Perpanjangan Insentif Keringanan Pajak Jadi Dorongan Baru bagi Sektor Properti

Dengan adanya insentif pajak pertambahan nilai (PPN) ditanggung pemerintah (DTP) sebesar 100% untuk pembelian rumah tapak dan apartemen, harga rumah bisa lebih terjangkau sehingga bisa memberi rangsangan penjualan bagi konsumen.

Perpanjangan Insentif Keringanan Pajak Jadi Dorongan Baru bagi Sektor Properti
Warga mengendarai sepeda motor melintas di kompleks perumahan kawasan pesisir Desa Alue Naga, Banda Aceh, Aceh, Kamis (16/10/2025). (Foto: ANTARA FOTO/Ampelsa/bar)

Pemerintah resmi memperpanjang kebijakan pajak pertambahan nilai (PPN) ditanggung pemerintah (DTP) sebesar 100% untuk pembelian rumah tapak dan apartemen hingga Desember 2027. Semula, insentif ini hanya berlaku sampai akhir 2026. Langkah itu diambil pemerintah untuk menjaga daya beli masyarakat dan mendorong sektor properti yang dianggap memiliki efek berganda besar terhadap perekonomian.

Menteri Keuangan Purbaya Yudhi Sadewa menjelaskan insentif diberikan untuk rumah seharga maksimal Rp5 miliar, dengan pembebasan PPN untuk Rp2 miliar pertama. Pemerintah menilai, perpanjangan ini akan menstimulasi pembelian rumah baru.

Kebijakan itu diperkirakan memberi manfaat bagi sekitar 40 ribu unit rumah per tahun. Pemerintah juga menyiapkan Peraturan Menteri Keuangan (PMK) baru untuk mempertegas aturan ini. Dengan kepastian hingga 2027, pemerintah berharap sektor properti kembali bergairah dan menjadi salah satu penopang utama pertumbuhan ekonomi nasional.

☆ ☆ ☆ ☆ ☆ ☆ ☆

> [Permintaan A]:
Jawablah pertanyaan berikut berdasarkan artikel tentang insentif PPN properti.
(i) Sampai kapan insentif PPN DTP kini diperpanjang, dan semula berlaku sampai kapan?
(ii) Berapa harga maksimal rumah yang mendapat insentif, dan untuk nilai berapa PPN dibebaskan?
(iii) Sekitar berapa unit rumah per tahun yang diperkirakan mendapat manfaat dari kebijakan itu?
> [Permintaan B]: Teruskan artikel tentang insentif PPN properti, dimulai setelah kalimat terakhirnya.

> [Entri yang Diberikan]:

☆ ☆ ☆ ☆ ☆ ☆ ☆

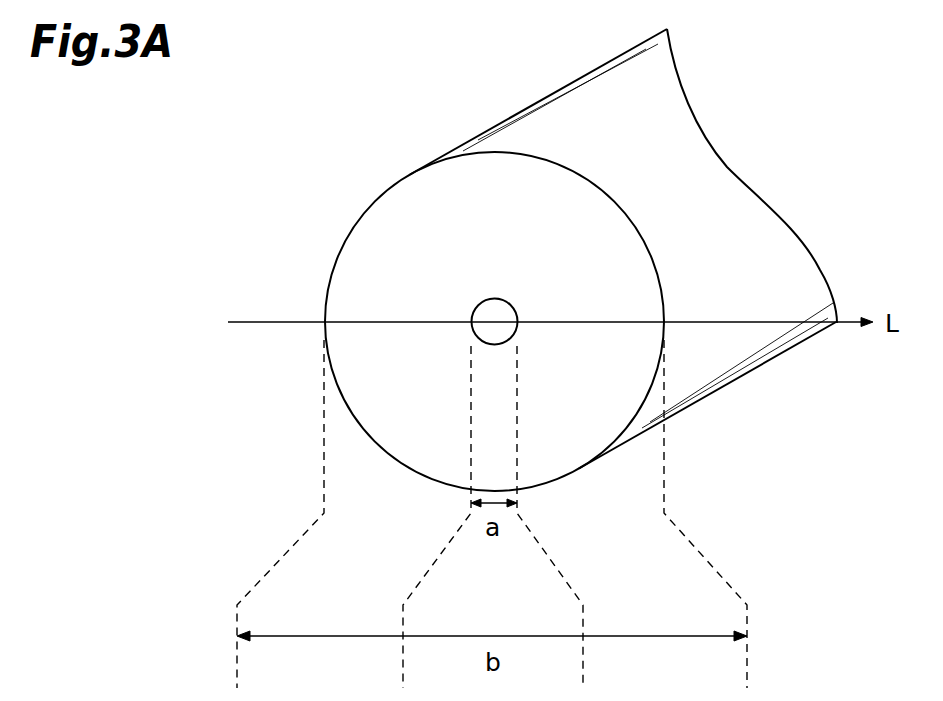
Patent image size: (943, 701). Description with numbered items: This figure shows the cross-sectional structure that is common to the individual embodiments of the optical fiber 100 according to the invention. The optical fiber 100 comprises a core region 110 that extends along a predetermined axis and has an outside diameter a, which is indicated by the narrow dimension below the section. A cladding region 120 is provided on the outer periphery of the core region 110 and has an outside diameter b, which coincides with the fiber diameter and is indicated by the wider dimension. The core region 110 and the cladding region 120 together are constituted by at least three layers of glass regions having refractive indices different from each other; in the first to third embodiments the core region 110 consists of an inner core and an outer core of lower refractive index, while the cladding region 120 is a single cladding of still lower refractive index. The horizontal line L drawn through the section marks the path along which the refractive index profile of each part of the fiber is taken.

The optical fiber 100 is at (777, 247).
The core region 110 is at (480, 300).
The cladding region 120 is at (617, 383).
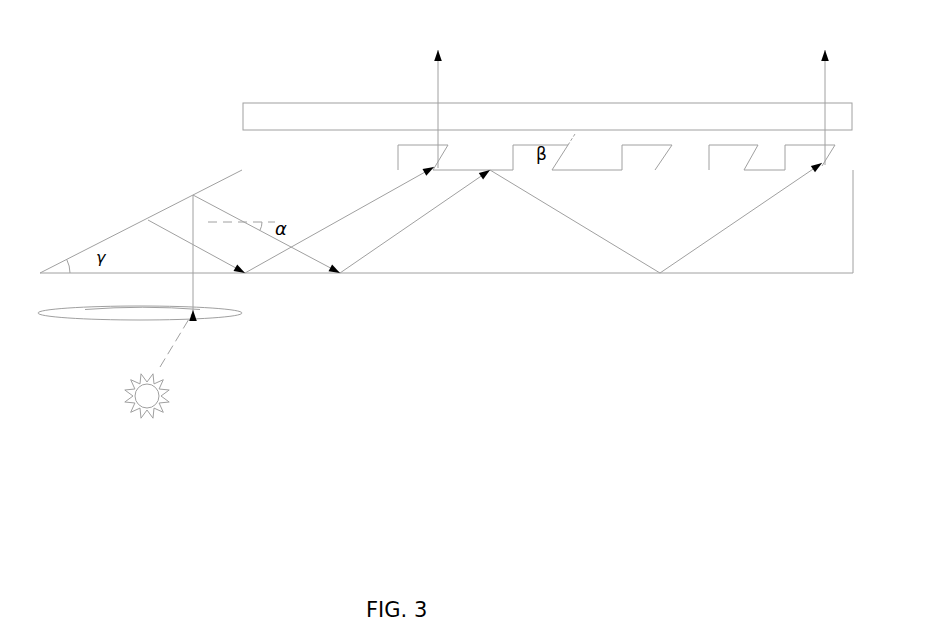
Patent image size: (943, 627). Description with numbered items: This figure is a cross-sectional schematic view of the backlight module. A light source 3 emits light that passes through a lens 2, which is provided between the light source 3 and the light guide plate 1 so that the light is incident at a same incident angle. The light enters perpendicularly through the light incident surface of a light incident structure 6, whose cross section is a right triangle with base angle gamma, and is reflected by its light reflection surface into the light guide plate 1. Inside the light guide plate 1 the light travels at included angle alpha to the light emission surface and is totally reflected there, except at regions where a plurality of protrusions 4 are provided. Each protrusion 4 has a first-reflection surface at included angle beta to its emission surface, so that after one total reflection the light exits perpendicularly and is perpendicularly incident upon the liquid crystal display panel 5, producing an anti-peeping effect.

The light guide plate 1 is at (330, 180).
The lens 2 is at (213, 312).
The light source 3 is at (168, 407).
The protrusions 4 is at (412, 158).
The liquid crystal display panel 5 is at (539, 108).
The light incident structure 6 is at (227, 193).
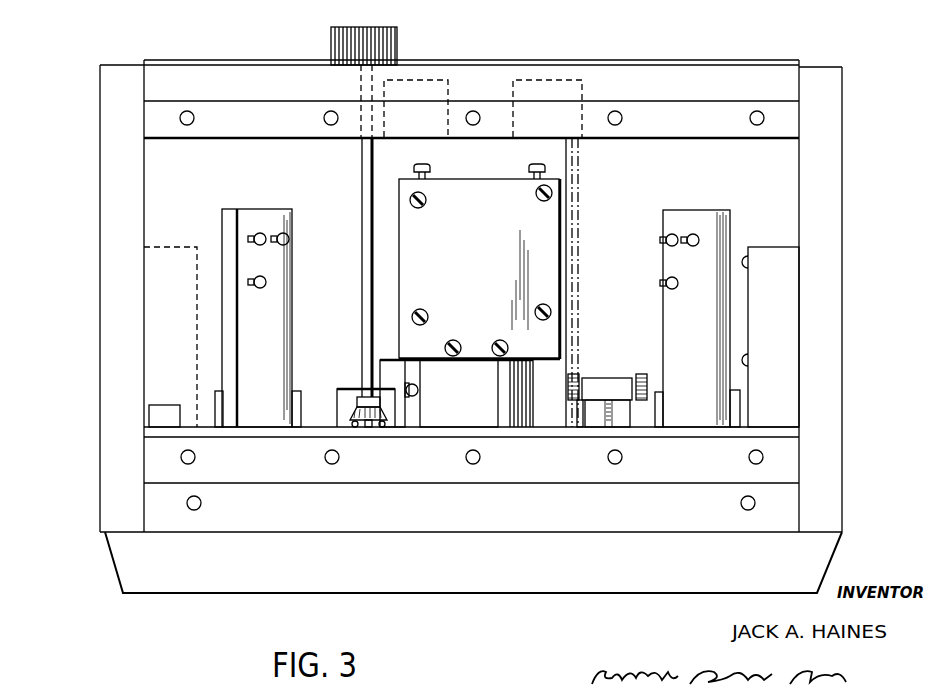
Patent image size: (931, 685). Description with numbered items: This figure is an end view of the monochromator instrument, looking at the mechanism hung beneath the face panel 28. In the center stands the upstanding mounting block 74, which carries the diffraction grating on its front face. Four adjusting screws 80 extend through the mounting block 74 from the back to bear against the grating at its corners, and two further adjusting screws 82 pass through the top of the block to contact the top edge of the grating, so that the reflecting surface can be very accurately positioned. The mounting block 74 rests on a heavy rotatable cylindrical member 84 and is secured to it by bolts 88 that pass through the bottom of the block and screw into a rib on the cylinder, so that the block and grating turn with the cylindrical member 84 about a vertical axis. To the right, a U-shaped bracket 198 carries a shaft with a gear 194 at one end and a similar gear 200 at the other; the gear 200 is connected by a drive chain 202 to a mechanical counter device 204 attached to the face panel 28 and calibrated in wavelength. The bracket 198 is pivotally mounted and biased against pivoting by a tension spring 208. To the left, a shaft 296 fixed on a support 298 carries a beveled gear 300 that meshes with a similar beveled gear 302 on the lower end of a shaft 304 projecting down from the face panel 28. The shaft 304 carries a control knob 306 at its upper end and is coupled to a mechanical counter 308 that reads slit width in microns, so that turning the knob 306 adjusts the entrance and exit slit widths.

The face panel 28 is at (657, 63).
The mounting block 74 is at (502, 192).
The adjusting screws 80 is at (424, 207).
The adjusting screws 82 is at (430, 170).
The rotatable cylindrical member 84 is at (497, 413).
The bolts 88 is at (500, 342).
The gear 194 is at (647, 385).
The U-shaped bracket 198 is at (593, 383).
The gear 200 is at (568, 388).
The drive chain 202 is at (572, 262).
The mechanical counter device 204 is at (570, 125).
The tension spring 208 is at (605, 415).
The shaft 296 is at (367, 428).
The support 298 is at (337, 403).
The beveled gear 300 is at (385, 420).
The beveled gear 302 is at (353, 383).
The shaft 304 is at (367, 258).
The control knob 306 is at (377, 48).
The mechanical counter 308 is at (418, 125).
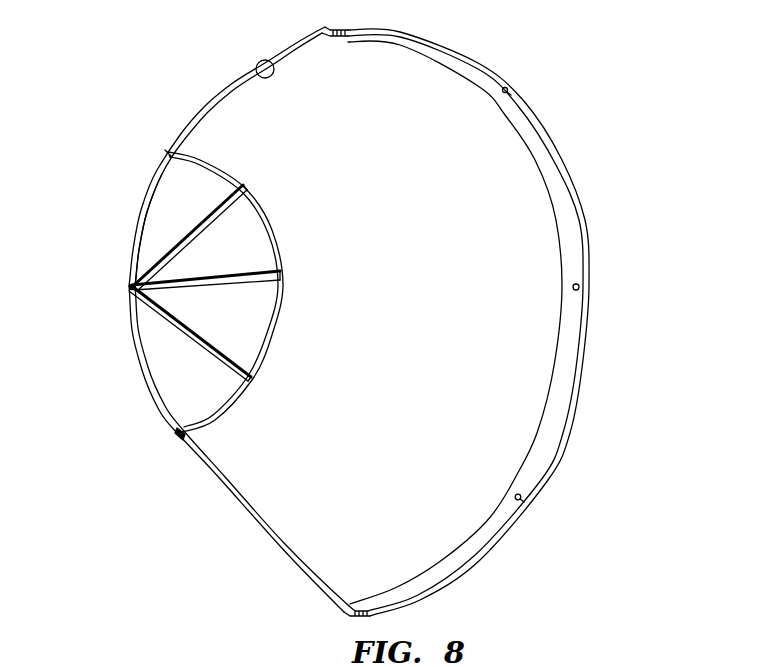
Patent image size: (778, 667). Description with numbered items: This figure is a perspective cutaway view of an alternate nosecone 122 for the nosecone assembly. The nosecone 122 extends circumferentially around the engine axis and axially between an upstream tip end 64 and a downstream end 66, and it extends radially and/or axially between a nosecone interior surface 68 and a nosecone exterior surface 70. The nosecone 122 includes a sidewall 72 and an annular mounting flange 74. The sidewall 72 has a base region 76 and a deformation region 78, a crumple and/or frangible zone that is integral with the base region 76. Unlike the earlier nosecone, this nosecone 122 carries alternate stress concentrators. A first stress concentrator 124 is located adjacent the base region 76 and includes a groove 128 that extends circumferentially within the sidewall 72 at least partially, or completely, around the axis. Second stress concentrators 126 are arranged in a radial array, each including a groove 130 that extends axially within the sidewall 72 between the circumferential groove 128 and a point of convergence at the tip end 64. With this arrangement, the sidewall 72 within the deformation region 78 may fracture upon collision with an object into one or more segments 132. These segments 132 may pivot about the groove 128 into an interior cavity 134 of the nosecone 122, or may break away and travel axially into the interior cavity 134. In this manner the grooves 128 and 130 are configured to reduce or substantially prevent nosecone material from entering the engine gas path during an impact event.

The nosecone 122 is at (584, 92).
The mounting flange 74 is at (590, 194).
The downstream end 66 is at (582, 287).
The nosecone interior surface 68 is at (260, 58).
The nosecone exterior surface 70 is at (228, 78).
The sidewall 72 is at (207, 100).
The base region 76 is at (250, 542).
The deformation region 78 is at (154, 399).
The upstream tip end 64 is at (130, 286).
The first stress concentrator 124 is at (182, 440).
The second stress concentrators 126 is at (173, 232).
The groove 128 is at (255, 392).
The groove 130 is at (143, 251).
The segments 132 is at (180, 193).
The interior cavity 134 is at (486, 424).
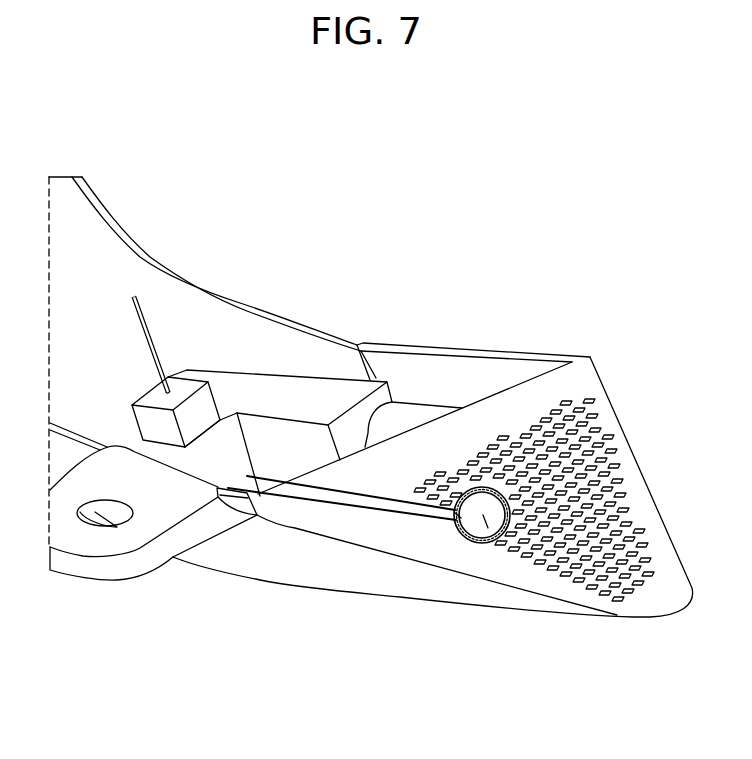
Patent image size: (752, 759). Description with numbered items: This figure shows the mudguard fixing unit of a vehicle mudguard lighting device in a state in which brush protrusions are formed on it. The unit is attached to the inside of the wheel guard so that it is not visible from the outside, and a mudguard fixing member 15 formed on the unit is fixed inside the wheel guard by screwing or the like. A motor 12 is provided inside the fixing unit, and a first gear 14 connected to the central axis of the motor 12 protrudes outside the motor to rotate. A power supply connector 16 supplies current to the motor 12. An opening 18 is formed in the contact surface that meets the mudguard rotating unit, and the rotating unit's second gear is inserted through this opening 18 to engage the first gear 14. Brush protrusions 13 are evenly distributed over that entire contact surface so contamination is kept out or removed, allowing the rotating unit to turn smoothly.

The motor 12 is at (295, 390).
The brush protrusion 13 is at (603, 427).
The first gear 14 is at (413, 417).
The mudguard fixing member 15 is at (115, 567).
The power supply connector 16 is at (222, 447).
The opening 18 is at (495, 544).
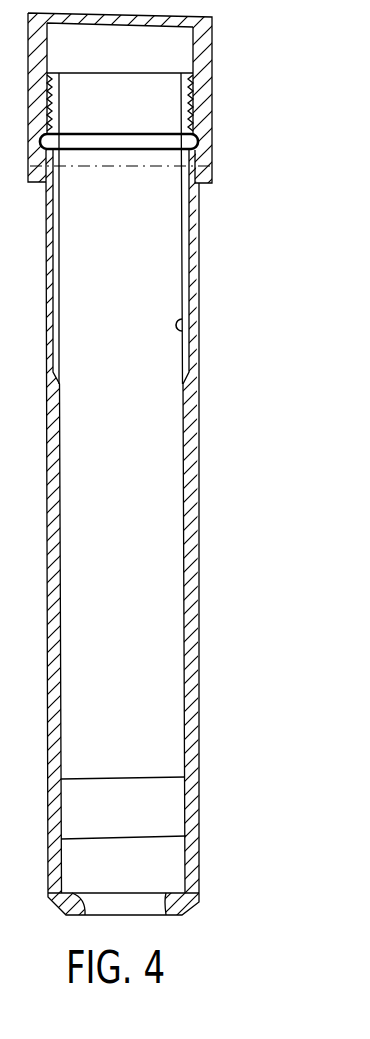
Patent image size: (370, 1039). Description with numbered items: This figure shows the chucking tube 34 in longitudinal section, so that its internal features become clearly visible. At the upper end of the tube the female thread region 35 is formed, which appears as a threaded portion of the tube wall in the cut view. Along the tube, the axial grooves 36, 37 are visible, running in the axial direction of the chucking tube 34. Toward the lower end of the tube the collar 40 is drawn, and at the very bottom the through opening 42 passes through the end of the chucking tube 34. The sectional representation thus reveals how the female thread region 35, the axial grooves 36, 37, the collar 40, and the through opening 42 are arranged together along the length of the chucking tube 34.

The chucking tube 34 is at (225, 124).
The female thread region 35 is at (52, 100).
The axial groove 36 is at (182, 333).
The axial groove 37 is at (59, 316).
The collar 40 is at (76, 887).
The through opening 42 is at (88, 912).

☆ ☆ ☆ ☆ ☆ ☆ ☆

> [Hasil Tugas A]:
(i) Insentif itu diperpanjang hingga Desember 2027, padahal semula hanya berlaku sampai akhir 2026.
(ii) Harga maksimal rumah yang mendapat insentif adalah Rp5 miliar, dan PPN dibebaskan untuk Rp2 miliar pertama.
(iii) Kebijakan itu diperkirakan memberi manfaat bagi sekitar 40 ribu unit rumah per tahun.

> [Hasil Tugas B]:
Direktur Jenderal Strategi Ekonomi dan Fiskal Febrio Nathan Kacaribu menjelaskan perpanjangan PPN DTP hingga 2027 merupakan bagian dari paket dukungan fiskal yang lebih luas untuk sektor perumahan. Pemerintah menargetkan pembangunan 40 ribu unit rumah per tahun di bawah skema ini dan segera menerbitkan PMK sebagai dasar hukumnya. Febrio mengatakan kepastian kebijakan ini penting agar pelaku usaha dapat merencanakan pembangunan dengan lebih cepat dan terukur.

Selain insentif pajak, dukungan APBN 2026 juga akan menyasar program perumahan rakyat. Pemerintah tetap melanjutkan Bantuan Stimulan Perumahan Swadaya (BSPS) sebanyak 40 ribu unit dan program Fasilitas Likuiditas Pembiayaan Perumahan (FLPP) untuk 350 ribu unit rumah tahun ini. Tahun depan, Febrio mengatakan target kedua program itu meningkat menjadi total 770 ribu unit rumah.

Kelegaan bagi pengembang

Wakil Ketua Umum Real Estate Indonesia (REI) Bambang Ekajaya menilai perpanjangan PPN DTP memberi ruang napas bagi sektor properti karena beban PPN 11 sampai 12% pada transaksi menjadi nol selama masa insentif.

Dampaknya langsung terasa di sisi pembeli melalui penurunan harga efektif. Dia menyebut kebijakan ini positif untuk mendorong keputusan konsumen dalam melakukan pembelian. “Harga properti akan tereduksi,” kata Bambang dihubungi Kamis (16/10/2025).

Dia menjelaskan kebijakan pajak ini berjalan beriringan dengan dukungan pembiayaan dari perbankan. Skema kredit usaha rakyat (KUR) perumahan tersedia bagi konsumen untuk pembelian, renovasi, atau penambahan bangunan, dan bagi pengembang agar proyek bisa dieksekusi lebih cepat. Menurutnya, kombinasi insentif fiskal dan akses pendanaan dapat mempercepat pergerakan pasar.

Lebih lanjut, Bambang menjelaskan dukungan pembiayaan juga tersedia melalui program KUR Perumahan. Skema ini memungkinkan pengembang memperoleh plafon kredit hingga Rp20 miliar dalam kurun empat tahun dengan bunga yang disubsidi 6% dari suku bunga komersial.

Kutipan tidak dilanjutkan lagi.